» **Texto de lectura**:
+ + + +

26/4/09

Luis Enrique Alonso, La mirada cualitativa en sociología, Fundamentos, Madrid, 1998, 268 pp.

Aún no son muchas las aportaciones españolas a las técnicas de investigación sociológicas, y no es de extrañar, por tanto, que en nuestro país todavía sea raro, aunque no inexistente, el debate sobre tales métodos. Cabe decir, entonces, que La mirada cualitativa en sociología es un libro excepcional, pues su objeto no es otro que la discusión de las técnicas desarrolladas por la escuela madrileña de los Jesús Ibáñez, Ángel de Lucas, Alfonso Ortí, etc., a la que el propio Alonso es afín. Ahora bien, como el propio autor nos advierte, no es este un libro de metodología, i.e., no contiene una reexposición de las técnicas analizadas, ni tampoco una casuística acerca de sus usos más convenientes.

+ + + +

» **Registros extraídos**:
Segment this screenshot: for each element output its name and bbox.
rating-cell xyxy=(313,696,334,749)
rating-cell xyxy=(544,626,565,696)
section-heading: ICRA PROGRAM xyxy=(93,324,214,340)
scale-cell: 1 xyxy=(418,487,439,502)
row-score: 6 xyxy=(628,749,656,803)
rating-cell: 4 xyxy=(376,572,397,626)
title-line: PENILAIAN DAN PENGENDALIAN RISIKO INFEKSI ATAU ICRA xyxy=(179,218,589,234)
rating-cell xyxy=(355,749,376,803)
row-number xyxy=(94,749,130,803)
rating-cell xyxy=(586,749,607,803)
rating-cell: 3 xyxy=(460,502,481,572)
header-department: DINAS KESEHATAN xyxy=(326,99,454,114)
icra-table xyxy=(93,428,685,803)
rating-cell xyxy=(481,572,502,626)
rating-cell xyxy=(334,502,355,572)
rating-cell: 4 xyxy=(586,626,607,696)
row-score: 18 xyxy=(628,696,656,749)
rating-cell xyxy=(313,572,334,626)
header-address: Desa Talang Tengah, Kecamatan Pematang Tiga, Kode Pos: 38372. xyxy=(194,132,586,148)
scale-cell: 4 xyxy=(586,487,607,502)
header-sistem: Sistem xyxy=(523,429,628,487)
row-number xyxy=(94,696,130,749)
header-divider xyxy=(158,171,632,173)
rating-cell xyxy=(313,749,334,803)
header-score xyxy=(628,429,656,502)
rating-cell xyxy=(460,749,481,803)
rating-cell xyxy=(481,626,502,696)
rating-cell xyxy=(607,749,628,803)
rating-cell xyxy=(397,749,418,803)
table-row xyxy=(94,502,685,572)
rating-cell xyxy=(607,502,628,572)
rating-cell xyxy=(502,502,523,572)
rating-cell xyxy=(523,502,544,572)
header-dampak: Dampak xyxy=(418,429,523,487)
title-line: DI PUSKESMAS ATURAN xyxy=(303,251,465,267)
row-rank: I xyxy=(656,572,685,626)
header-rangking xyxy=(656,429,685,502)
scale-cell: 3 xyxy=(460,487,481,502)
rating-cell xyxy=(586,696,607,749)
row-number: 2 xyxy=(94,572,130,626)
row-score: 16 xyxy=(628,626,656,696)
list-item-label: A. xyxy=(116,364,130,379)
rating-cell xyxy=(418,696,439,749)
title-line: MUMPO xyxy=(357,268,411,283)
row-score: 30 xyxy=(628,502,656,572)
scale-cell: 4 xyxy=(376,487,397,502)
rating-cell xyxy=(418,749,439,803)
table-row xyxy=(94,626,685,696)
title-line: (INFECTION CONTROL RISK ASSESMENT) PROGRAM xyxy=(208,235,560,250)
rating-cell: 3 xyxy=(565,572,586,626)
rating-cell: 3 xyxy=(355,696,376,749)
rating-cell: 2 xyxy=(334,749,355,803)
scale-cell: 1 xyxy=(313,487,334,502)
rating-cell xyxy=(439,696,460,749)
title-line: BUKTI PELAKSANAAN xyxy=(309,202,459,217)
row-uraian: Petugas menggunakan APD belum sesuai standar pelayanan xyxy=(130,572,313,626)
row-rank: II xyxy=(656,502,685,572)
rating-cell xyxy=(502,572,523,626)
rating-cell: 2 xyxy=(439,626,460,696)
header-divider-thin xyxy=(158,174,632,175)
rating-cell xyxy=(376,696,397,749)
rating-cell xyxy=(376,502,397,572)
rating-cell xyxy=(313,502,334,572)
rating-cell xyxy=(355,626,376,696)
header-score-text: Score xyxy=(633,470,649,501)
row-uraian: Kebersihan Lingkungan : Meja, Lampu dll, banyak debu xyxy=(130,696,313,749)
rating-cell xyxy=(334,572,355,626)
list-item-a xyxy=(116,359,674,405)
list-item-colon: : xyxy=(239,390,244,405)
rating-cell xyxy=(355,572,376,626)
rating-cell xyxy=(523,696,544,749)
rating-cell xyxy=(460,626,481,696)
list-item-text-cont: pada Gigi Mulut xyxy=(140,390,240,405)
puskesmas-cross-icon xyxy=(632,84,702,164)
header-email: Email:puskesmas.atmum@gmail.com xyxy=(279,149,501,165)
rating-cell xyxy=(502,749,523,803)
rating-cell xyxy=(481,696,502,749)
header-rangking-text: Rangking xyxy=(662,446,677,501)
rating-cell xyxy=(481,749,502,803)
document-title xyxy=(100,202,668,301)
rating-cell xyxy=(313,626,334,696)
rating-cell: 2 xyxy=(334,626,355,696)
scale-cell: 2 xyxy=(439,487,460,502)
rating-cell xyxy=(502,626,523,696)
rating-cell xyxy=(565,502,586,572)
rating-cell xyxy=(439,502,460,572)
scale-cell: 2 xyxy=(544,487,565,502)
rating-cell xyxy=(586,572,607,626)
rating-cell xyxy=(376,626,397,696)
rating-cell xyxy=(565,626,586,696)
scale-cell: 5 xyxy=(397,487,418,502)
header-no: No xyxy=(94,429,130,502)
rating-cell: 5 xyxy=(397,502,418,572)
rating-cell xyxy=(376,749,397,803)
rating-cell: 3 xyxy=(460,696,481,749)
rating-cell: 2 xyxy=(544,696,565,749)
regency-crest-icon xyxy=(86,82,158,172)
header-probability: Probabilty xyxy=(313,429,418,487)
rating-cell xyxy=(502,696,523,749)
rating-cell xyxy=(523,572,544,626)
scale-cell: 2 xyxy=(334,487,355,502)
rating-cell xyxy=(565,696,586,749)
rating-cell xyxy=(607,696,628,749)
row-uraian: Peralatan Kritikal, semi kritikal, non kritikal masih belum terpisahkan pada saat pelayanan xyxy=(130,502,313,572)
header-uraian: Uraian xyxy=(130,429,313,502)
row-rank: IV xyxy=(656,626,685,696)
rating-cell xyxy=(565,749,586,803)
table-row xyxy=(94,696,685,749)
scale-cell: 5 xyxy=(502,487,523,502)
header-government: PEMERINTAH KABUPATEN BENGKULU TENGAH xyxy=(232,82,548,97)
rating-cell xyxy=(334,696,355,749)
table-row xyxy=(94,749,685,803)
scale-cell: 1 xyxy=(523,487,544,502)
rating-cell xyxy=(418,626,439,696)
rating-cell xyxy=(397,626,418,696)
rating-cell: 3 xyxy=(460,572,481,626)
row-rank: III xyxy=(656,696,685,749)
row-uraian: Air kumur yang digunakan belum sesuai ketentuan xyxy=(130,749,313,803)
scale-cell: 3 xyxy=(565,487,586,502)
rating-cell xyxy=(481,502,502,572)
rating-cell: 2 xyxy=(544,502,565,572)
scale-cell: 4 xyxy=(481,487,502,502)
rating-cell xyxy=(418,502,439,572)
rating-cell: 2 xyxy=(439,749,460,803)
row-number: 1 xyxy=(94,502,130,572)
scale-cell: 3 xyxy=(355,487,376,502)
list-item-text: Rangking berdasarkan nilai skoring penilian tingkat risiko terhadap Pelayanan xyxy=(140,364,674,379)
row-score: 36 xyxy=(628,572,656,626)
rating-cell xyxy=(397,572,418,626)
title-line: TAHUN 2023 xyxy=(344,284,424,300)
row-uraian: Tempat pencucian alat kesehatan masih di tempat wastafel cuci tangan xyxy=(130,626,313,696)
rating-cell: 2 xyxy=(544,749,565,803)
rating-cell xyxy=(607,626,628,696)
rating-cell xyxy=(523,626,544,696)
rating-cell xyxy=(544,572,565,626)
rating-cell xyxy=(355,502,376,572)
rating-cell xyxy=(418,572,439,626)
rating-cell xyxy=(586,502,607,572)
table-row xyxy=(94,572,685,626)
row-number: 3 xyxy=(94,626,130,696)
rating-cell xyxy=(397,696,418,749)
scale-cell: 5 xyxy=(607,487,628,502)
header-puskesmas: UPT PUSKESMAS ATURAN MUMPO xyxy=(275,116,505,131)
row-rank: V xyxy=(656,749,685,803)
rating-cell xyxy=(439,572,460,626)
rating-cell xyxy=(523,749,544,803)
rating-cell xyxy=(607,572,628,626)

+ + + +

» **Objetivos**:
1. Según la reseña de La mirada cualitativa en sociología, ¿a qué escuela es afín el propio Alonso?
2. Por favor, prolonga la reseña de La mirada cualitativa en sociología a partir de su última oración.

» **Respuestas dadas**:
1. A la escuela madrileña de Jesús Ibáñez, Ángel de Lucas, Alfonso Ortí, etc.

2.
Luis Enrique Alonso es, sin duda, un sociólogo en ejercicio, pero en este ensayo quiere situarse más allá de la práctica sociológica, en “el ámbito de la mirada”, sinónimo -se nos dice- de aproximación o enfoque, tal y como éstos se interpretan en las distintas ciencias sociales. Sin embargo, al examinar el contenido de La mirada..., recordaremos que también mirar está en la raíz griega de theorein, y se diría, en efecto, que lo que aquí se nos ofrece es un ensayo sobre la teoría que corresponde a las técnicas cualitativas, radicalmente distinta, en muchos aspectos, a la elaborada por el propio Ibáñez.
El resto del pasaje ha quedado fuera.